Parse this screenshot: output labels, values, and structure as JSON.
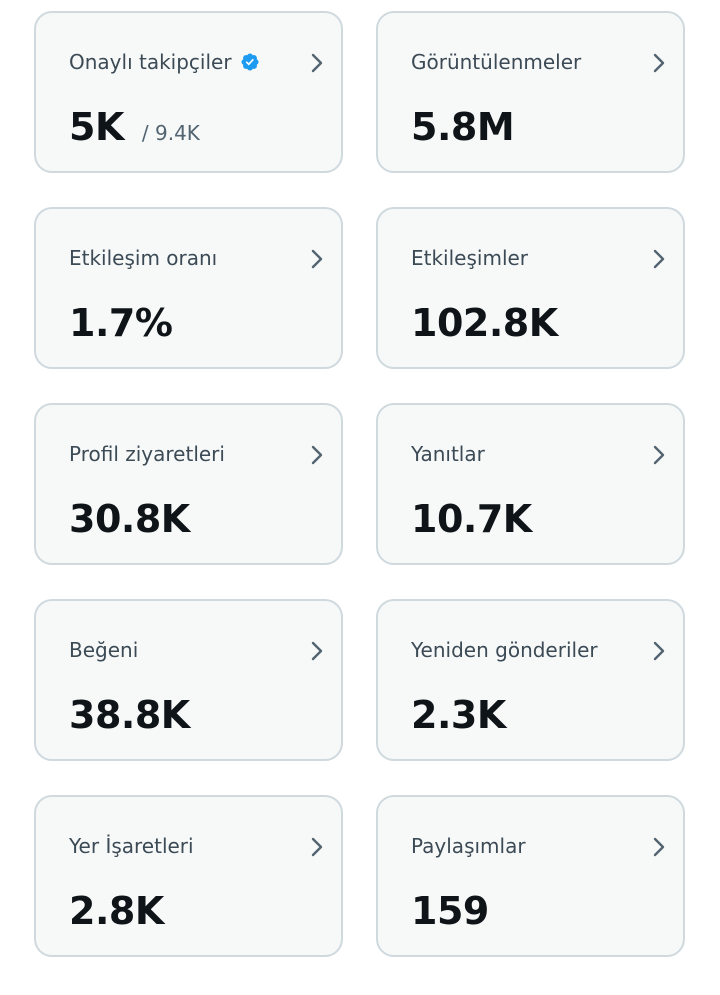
{
  "stats": [
    {
      "label": "Onaylı takipçiler",
      "value": "5K",
      "sub": "/ 9.4K",
      "verified": true
    },
    {
      "label": "Görüntülenmeler",
      "value": "5.8M"
    },
    {
      "label": "Etkileşim oranı",
      "value": "1.7%"
    },
    {
      "label": "Etkileşimler",
      "value": "102.8K"
    },
    {
      "label": "Profil ziyaretleri",
      "value": "30.8K"
    },
    {
      "label": "Yanıtlar",
      "value": "10.7K"
    },
    {
      "label": "Beğeni",
      "value": "38.8K"
    },
    {
      "label": "Yeniden gönderiler",
      "value": "2.3K"
    },
    {
      "label": "Yer İşaretleri",
      "value": "2.8K"
    },
    {
      "label": "Paylaşımlar",
      "value": "159"
    }
  ],
  "icons": {
    "verified": "verified-badge-icon",
    "chevron": "chevron-right-icon"
  },
  "colors": {
    "card_background": "#f7f9f9",
    "card_border": "#cfd9de",
    "label": "#536471",
    "value": "#0f1419",
    "verified_badge": "#1d9bf0",
    "chevron": "#536471"
  }
}
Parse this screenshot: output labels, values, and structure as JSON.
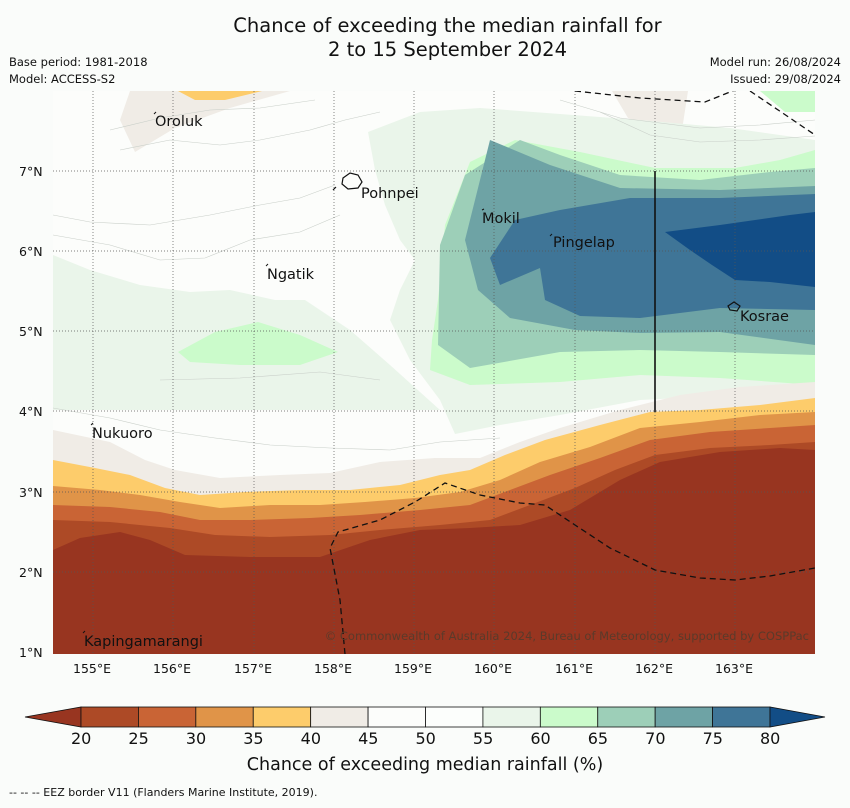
{
  "header": {
    "title_line1": "Chance of exceeding the median rainfall for",
    "title_line2": "2 to 15 September 2024",
    "base_period": "Base period: 1981-2018",
    "model": "Model: ACCESS-S2",
    "model_run": "Model run: 26/08/2024",
    "issued": "Issued: 29/08/2024"
  },
  "map": {
    "lat_labels": [
      "7°N",
      "6°N",
      "5°N",
      "4°N",
      "3°N",
      "2°N",
      "1°N"
    ],
    "lon_labels": [
      "155°E",
      "156°E",
      "157°E",
      "158°E",
      "159°E",
      "160°E",
      "161°E",
      "162°E",
      "163°E"
    ],
    "places": [
      "Oroluk",
      "Pohnpei",
      "Mokil",
      "Pingelap",
      "Ngatik",
      "Kosrae",
      "Nukuoro",
      "Kapingamarangi"
    ],
    "credit": "© Commonwealth of Australia 2024, Bureau of Meteorology, supported by COSPPac"
  },
  "colorbar": {
    "ticks": [
      "20",
      "25",
      "30",
      "35",
      "40",
      "45",
      "50",
      "55",
      "60",
      "65",
      "70",
      "75",
      "80"
    ],
    "colors": [
      "#ad4a26",
      "#c96435",
      "#e09448",
      "#fdcc6b",
      "#f0ece6",
      "#fcfdfb",
      "#fcfefc",
      "#eaf5ea",
      "#cbfbcb",
      "#9dcfb8",
      "#6ea3a5",
      "#3f7597",
      "#124d86"
    ],
    "low_extend_color": "#983520",
    "title": "Chance of exceeding median rainfall (%)"
  },
  "footer": "--  --  -- EEZ border V11 (Flanders Marine Institute, 2019)."
}
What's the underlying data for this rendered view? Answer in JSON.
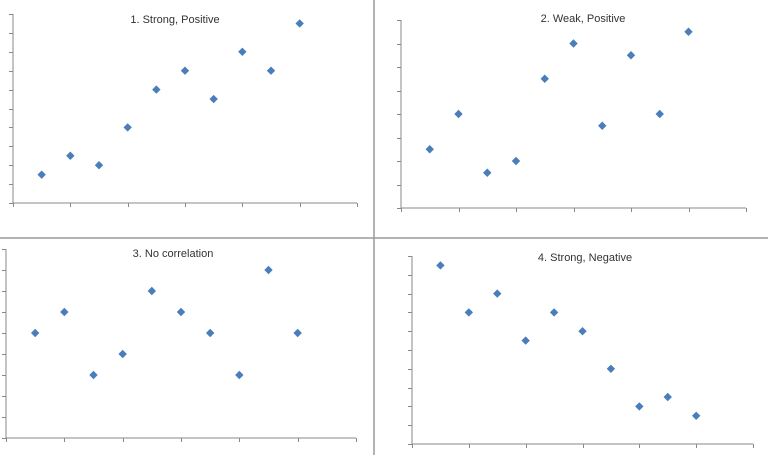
{
  "chart_data": [
    {
      "type": "scatter",
      "title": "1. Strong, Positive",
      "xlabel": "",
      "ylabel": "",
      "xlim": [
        0,
        6
      ],
      "ylim": [
        0,
        10
      ],
      "x_tick_step": 1,
      "y_tick_step": 1,
      "tick_labels": false,
      "grid": false,
      "marker": "diamond",
      "color": "#4a7ebb",
      "x": [
        0.5,
        1,
        1.5,
        2,
        2.5,
        3,
        3.5,
        4,
        4.5,
        5
      ],
      "y": [
        1.5,
        2.5,
        2,
        4,
        6,
        7,
        5.5,
        8,
        7,
        9.5
      ]
    },
    {
      "type": "scatter",
      "title": "2. Weak, Positive",
      "xlabel": "",
      "ylabel": "",
      "xlim": [
        0,
        6
      ],
      "ylim": [
        0,
        8
      ],
      "x_tick_step": 1,
      "y_tick_step": 1,
      "tick_labels": false,
      "grid": false,
      "marker": "diamond",
      "color": "#4a7ebb",
      "x": [
        0.5,
        1,
        1.5,
        2,
        2.5,
        3,
        3.5,
        4,
        4.5,
        5
      ],
      "y": [
        2.5,
        4,
        1.5,
        2,
        5.5,
        7,
        3.5,
        6.5,
        4,
        7.5
      ]
    },
    {
      "type": "scatter",
      "title": "3. No correlation",
      "xlabel": "",
      "ylabel": "",
      "xlim": [
        0,
        6
      ],
      "ylim": [
        0,
        9
      ],
      "x_tick_step": 1,
      "y_tick_step": 1,
      "tick_labels": false,
      "grid": false,
      "marker": "diamond",
      "color": "#4a7ebb",
      "x": [
        0.5,
        1,
        1.5,
        2,
        2.5,
        3,
        3.5,
        4,
        4.5,
        5
      ],
      "y": [
        5,
        6,
        3,
        4,
        7,
        6,
        5,
        3,
        8,
        5
      ]
    },
    {
      "type": "scatter",
      "title": "4. Strong, Negative",
      "xlabel": "",
      "ylabel": "",
      "xlim": [
        0,
        6
      ],
      "ylim": [
        0,
        10
      ],
      "x_tick_step": 1,
      "y_tick_step": 1,
      "tick_labels": false,
      "grid": false,
      "marker": "diamond",
      "color": "#4a7ebb",
      "x": [
        0.5,
        1,
        1.5,
        2,
        2.5,
        3,
        3.5,
        4,
        4.5,
        5
      ],
      "y": [
        9.5,
        7,
        8,
        5.5,
        7,
        6,
        4,
        2,
        2.5,
        1.5
      ]
    }
  ]
}
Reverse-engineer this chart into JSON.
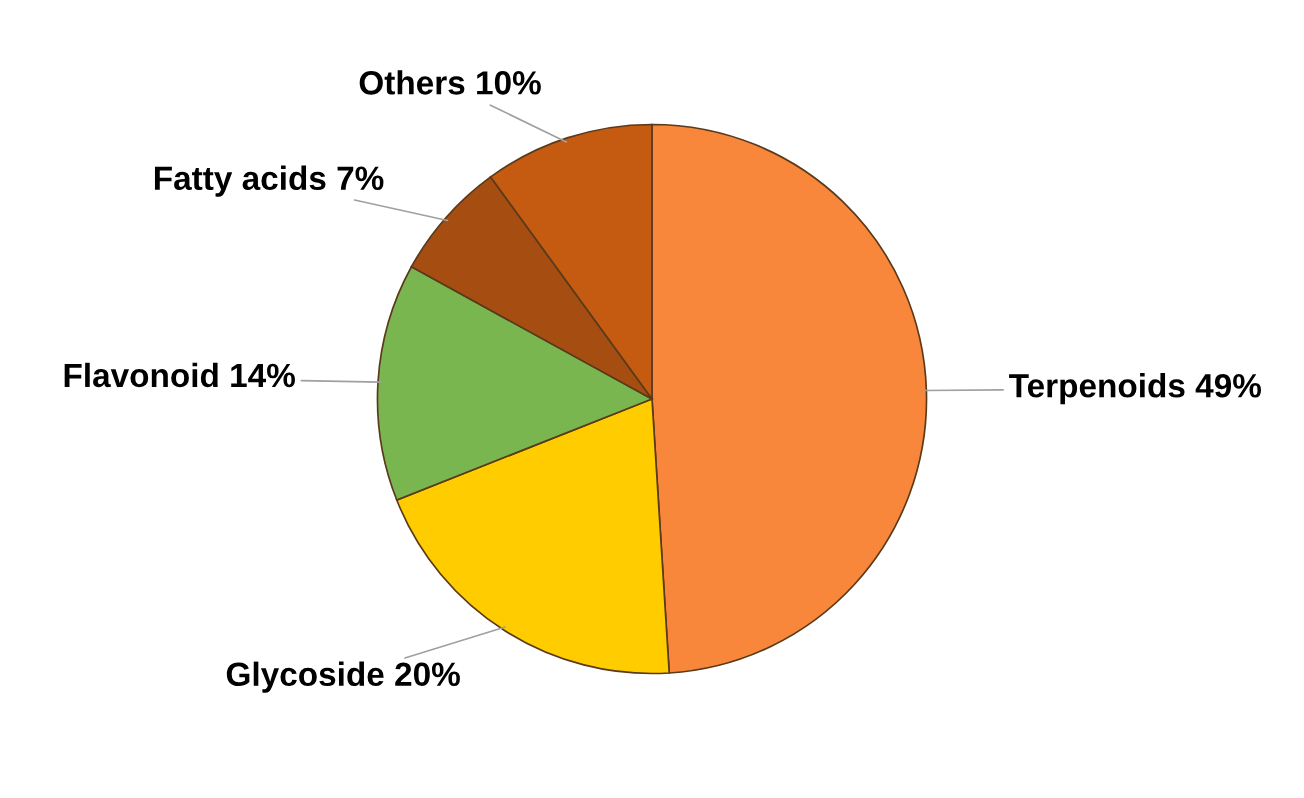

» Instructions to follow:
In the listing above, locate each line with "exceeding" and copy it.

» Task result:
    "title_line1": "Chance of exceeding the median rainfall for",
    "title": "Chance of exceeding median rainfall (%)"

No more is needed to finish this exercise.